In your copy, leave out the pictures; write out all the data exactly.

━━ Listing

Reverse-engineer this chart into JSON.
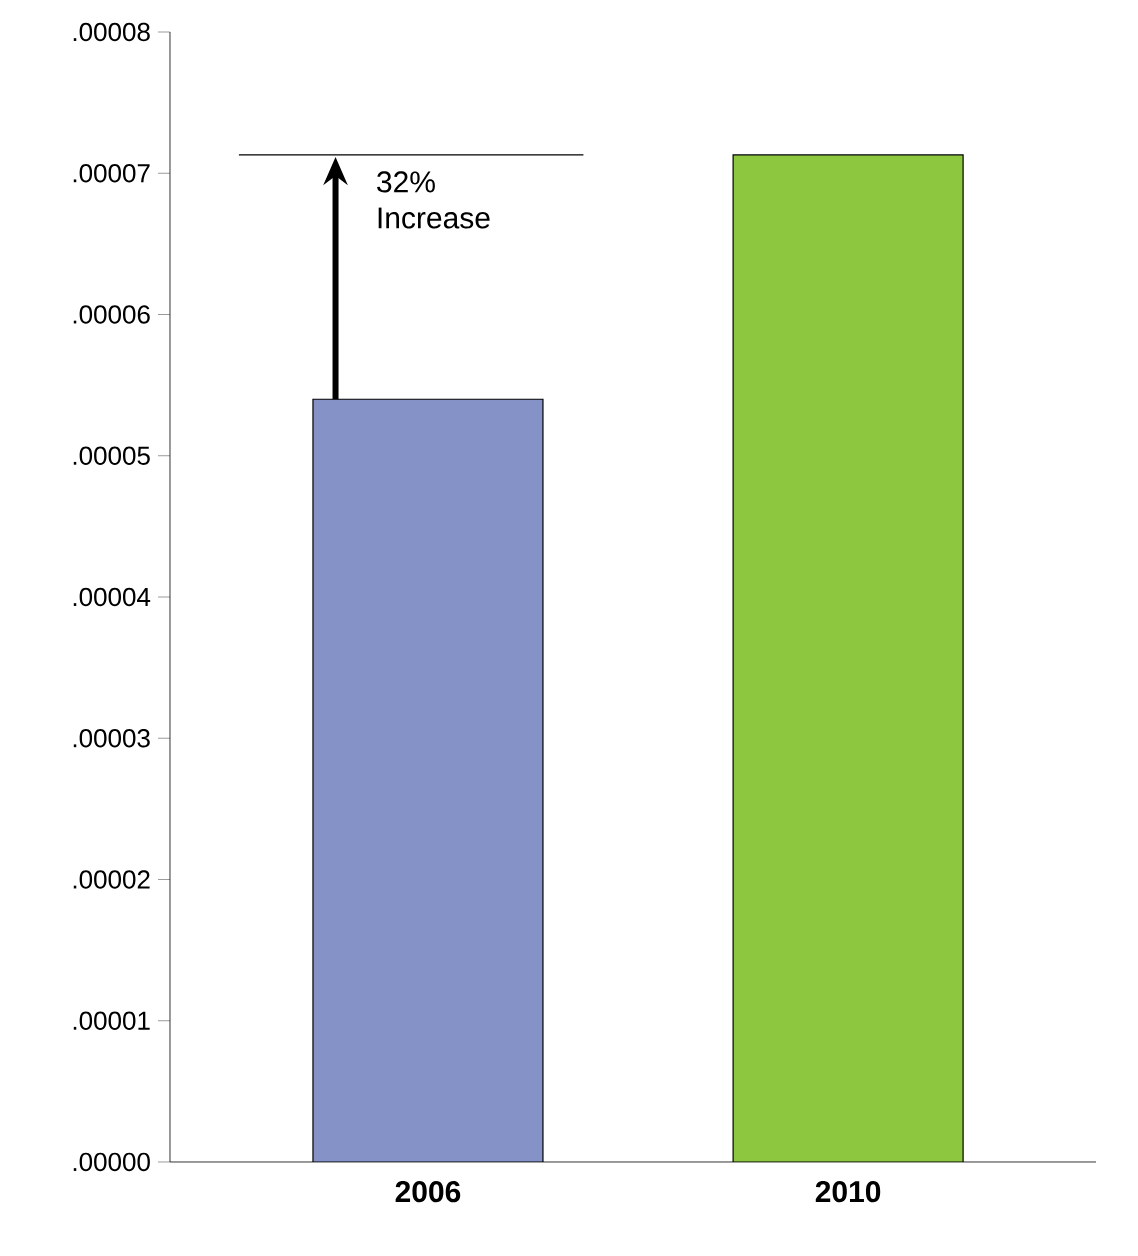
{
  "chart_data": {
    "type": "bar",
    "categories": [
      "2006",
      "2010"
    ],
    "values": [
      5.4e-05,
      7.13e-05
    ],
    "colors": [
      "#8592c8",
      "#8dc63f"
    ],
    "ylim": [
      0,
      8e-05
    ],
    "yticks": [
      {
        "value": 0,
        "label": ".00000"
      },
      {
        "value": 1e-05,
        "label": ".00001"
      },
      {
        "value": 2e-05,
        "label": ".00002"
      },
      {
        "value": 3e-05,
        "label": ".00003"
      },
      {
        "value": 4e-05,
        "label": ".00004"
      },
      {
        "value": 5e-05,
        "label": ".00005"
      },
      {
        "value": 6e-05,
        "label": ".00006"
      },
      {
        "value": 7e-05,
        "label": ".00007"
      },
      {
        "value": 8e-05,
        "label": ".00008"
      }
    ],
    "annotations": [
      "32% Increase"
    ]
  }
}
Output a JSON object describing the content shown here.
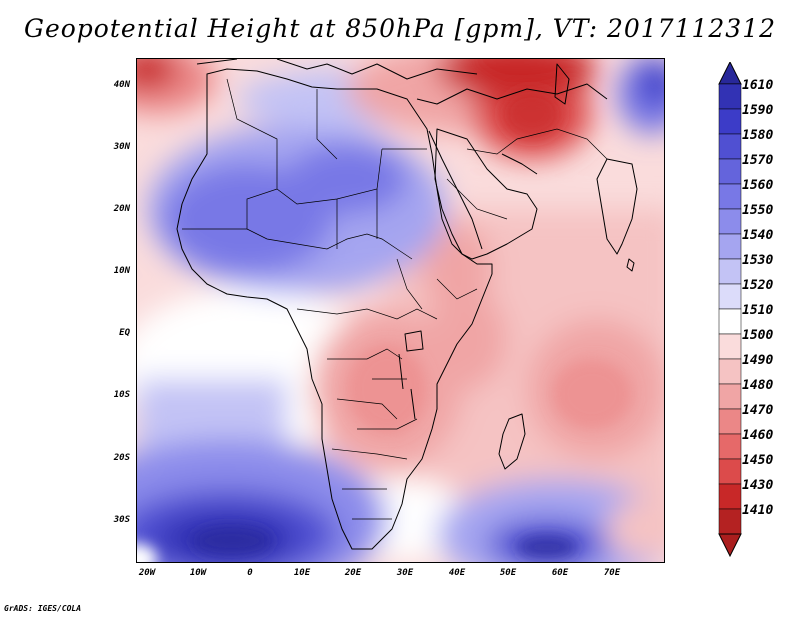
{
  "title": "Geopotential Height at 850hPa [gpm], VT: 2017112312",
  "footer": "GrADS: IGES/COLA",
  "map": {
    "variable": "Geopotential Height",
    "level": "850hPa",
    "units": "gpm",
    "valid_time": "2017112312",
    "lat_labels": [
      "40N",
      "30N",
      "20N",
      "10N",
      "EQ",
      "10S",
      "20S",
      "30S"
    ],
    "lat_values": [
      40,
      30,
      20,
      10,
      0,
      -10,
      -20,
      -30
    ],
    "lon_labels": [
      "20W",
      "10W",
      "0",
      "10E",
      "20E",
      "30E",
      "40E",
      "50E",
      "60E",
      "70E"
    ],
    "lon_values": [
      -20,
      -10,
      0,
      10,
      20,
      30,
      40,
      50,
      60,
      70
    ],
    "lon_range": [
      -22,
      80
    ],
    "lat_range": [
      -37,
      45
    ]
  },
  "colorbar": {
    "labels": [
      "1610",
      "1590",
      "1580",
      "1570",
      "1560",
      "1550",
      "1540",
      "1530",
      "1520",
      "1510",
      "1500",
      "1490",
      "1480",
      "1470",
      "1460",
      "1450",
      "1430",
      "1410"
    ],
    "colors": [
      "#28289a",
      "#3232b4",
      "#3c3cc8",
      "#5050d2",
      "#6464dc",
      "#7878e6",
      "#8c8ceb",
      "#a5a5f0",
      "#c3c3f5",
      "#dcdcfa",
      "#ffffff",
      "#fadcdc",
      "#f5c3c3",
      "#f0a5a5",
      "#eb8787",
      "#e66969",
      "#dc4b4b",
      "#c82828",
      "#aa1e1e"
    ]
  },
  "colors": {
    "high": "#28289a",
    "neutral": "#ffffff",
    "low": "#aa1e1e"
  }
}
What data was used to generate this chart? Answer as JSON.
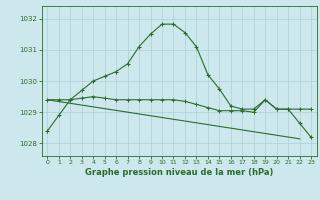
{
  "title": "Graphe pression niveau de la mer (hPa)",
  "bg_color": "#cce8ed",
  "grid_color": "#aed4da",
  "line_color": "#2d6b2d",
  "x_ticks": [
    0,
    1,
    2,
    3,
    4,
    5,
    6,
    7,
    8,
    9,
    10,
    11,
    12,
    13,
    14,
    15,
    16,
    17,
    18,
    19,
    20,
    21,
    22,
    23
  ],
  "y_ticks": [
    1028,
    1029,
    1030,
    1031,
    1032
  ],
  "ylim": [
    1027.6,
    1032.4
  ],
  "xlim": [
    -0.5,
    23.5
  ],
  "series1": [
    1028.4,
    1028.9,
    1029.4,
    1029.7,
    1030.0,
    1030.15,
    1030.3,
    1030.55,
    1031.1,
    1031.5,
    1031.82,
    1031.82,
    1031.55,
    1031.1,
    1030.2,
    1029.75,
    1029.2,
    1029.1,
    1029.1,
    1029.4,
    1029.1,
    1029.1,
    1028.65,
    1028.2
  ],
  "series2": [
    1029.4,
    1029.4,
    1029.4,
    1029.45,
    1029.5,
    1029.45,
    1029.4,
    1029.4,
    1029.4,
    1029.4,
    1029.4,
    1029.4,
    1029.35,
    1029.25,
    1029.15,
    1029.05,
    1029.05,
    1029.05,
    1029.0,
    1029.4,
    1029.1,
    1029.1,
    1029.1,
    1029.1
  ],
  "series3_x": [
    0,
    22
  ],
  "series3_y": [
    1029.4,
    1028.15
  ]
}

━━━━

Full response
Reverse-engineer this chart into JSON.
{
  "chart_data": {
    "type": "bar",
    "categories": [
      "2006",
      "2010"
    ],
    "values": [
      5.4e-05,
      7.13e-05
    ],
    "colors": [
      "#8592c8",
      "#8dc63f"
    ],
    "ylim": [
      0,
      8e-05
    ],
    "yticks": [
      {
        "value": 0,
        "label": ".00000"
      },
      {
        "value": 1e-05,
        "label": ".00001"
      },
      {
        "value": 2e-05,
        "label": ".00002"
      },
      {
        "value": 3e-05,
        "label": ".00003"
      },
      {
        "value": 4e-05,
        "label": ".00004"
      },
      {
        "value": 5e-05,
        "label": ".00005"
      },
      {
        "value": 6e-05,
        "label": ".00006"
      },
      {
        "value": 7e-05,
        "label": ".00007"
      },
      {
        "value": 8e-05,
        "label": ".00008"
      }
    ],
    "annotations": [
      "32% Increase"
    ]
  }
}
Output a JSON object describing the content shown here.
{
  "title": "Geopotential Height at 850hPa [gpm], VT: 2017112312",
  "footer": "GrADS: IGES/COLA",
  "map": {
    "variable": "Geopotential Height",
    "level": "850hPa",
    "units": "gpm",
    "valid_time": "2017112312",
    "lat_labels": [
      "40N",
      "30N",
      "20N",
      "10N",
      "EQ",
      "10S",
      "20S",
      "30S"
    ],
    "lat_values": [
      40,
      30,
      20,
      10,
      0,
      -10,
      -20,
      -30
    ],
    "lon_labels": [
      "20W",
      "10W",
      "0",
      "10E",
      "20E",
      "30E",
      "40E",
      "50E",
      "60E",
      "70E"
    ],
    "lon_values": [
      -20,
      -10,
      0,
      10,
      20,
      30,
      40,
      50,
      60,
      70
    ],
    "lon_range": [
      -22,
      80
    ],
    "lat_range": [
      -37,
      45
    ]
  },
  "colorbar": {
    "labels": [
      "1610",
      "1590",
      "1580",
      "1570",
      "1560",
      "1550",
      "1540",
      "1530",
      "1520",
      "1510",
      "1500",
      "1490",
      "1480",
      "1470",
      "1460",
      "1450",
      "1430",
      "1410"
    ],
    "colors": [
      "#28289a",
      "#3232b4",
      "#3c3cc8",
      "#5050d2",
      "#6464dc",
      "#7878e6",
      "#8c8ceb",
      "#a5a5f0",
      "#c3c3f5",
      "#dcdcfa",
      "#ffffff",
      "#fadcdc",
      "#f5c3c3",
      "#f0a5a5",
      "#eb8787",
      "#e66969",
      "#dc4b4b",
      "#c82828",
      "#aa1e1e"
    ]
  },
  "colors": {
    "high": "#28289a",
    "neutral": "#ffffff",
    "low": "#aa1e1e"
  }
}
What data was used to generate this chart? Answer as JSON.
{
  "title": "Graphe pression niveau de la mer (hPa)",
  "bg_color": "#cce8ed",
  "grid_color": "#aed4da",
  "line_color": "#2d6b2d",
  "x_ticks": [
    0,
    1,
    2,
    3,
    4,
    5,
    6,
    7,
    8,
    9,
    10,
    11,
    12,
    13,
    14,
    15,
    16,
    17,
    18,
    19,
    20,
    21,
    22,
    23
  ],
  "y_ticks": [
    1028,
    1029,
    1030,
    1031,
    1032
  ],
  "ylim": [
    1027.6,
    1032.4
  ],
  "xlim": [
    -0.5,
    23.5
  ],
  "series1": [
    1028.4,
    1028.9,
    1029.4,
    1029.7,
    1030.0,
    1030.15,
    1030.3,
    1030.55,
    1031.1,
    1031.5,
    1031.82,
    1031.82,
    1031.55,
    1031.1,
    1030.2,
    1029.75,
    1029.2,
    1029.1,
    1029.1,
    1029.4,
    1029.1,
    1029.1,
    1028.65,
    1028.2
  ],
  "series2": [
    1029.4,
    1029.4,
    1029.4,
    1029.45,
    1029.5,
    1029.45,
    1029.4,
    1029.4,
    1029.4,
    1029.4,
    1029.4,
    1029.4,
    1029.35,
    1029.25,
    1029.15,
    1029.05,
    1029.05,
    1029.05,
    1029.0,
    1029.4,
    1029.1,
    1029.1,
    1029.1,
    1029.1
  ],
  "series3_x": [
    0,
    22
  ],
  "series3_y": [
    1029.4,
    1028.15
  ]
}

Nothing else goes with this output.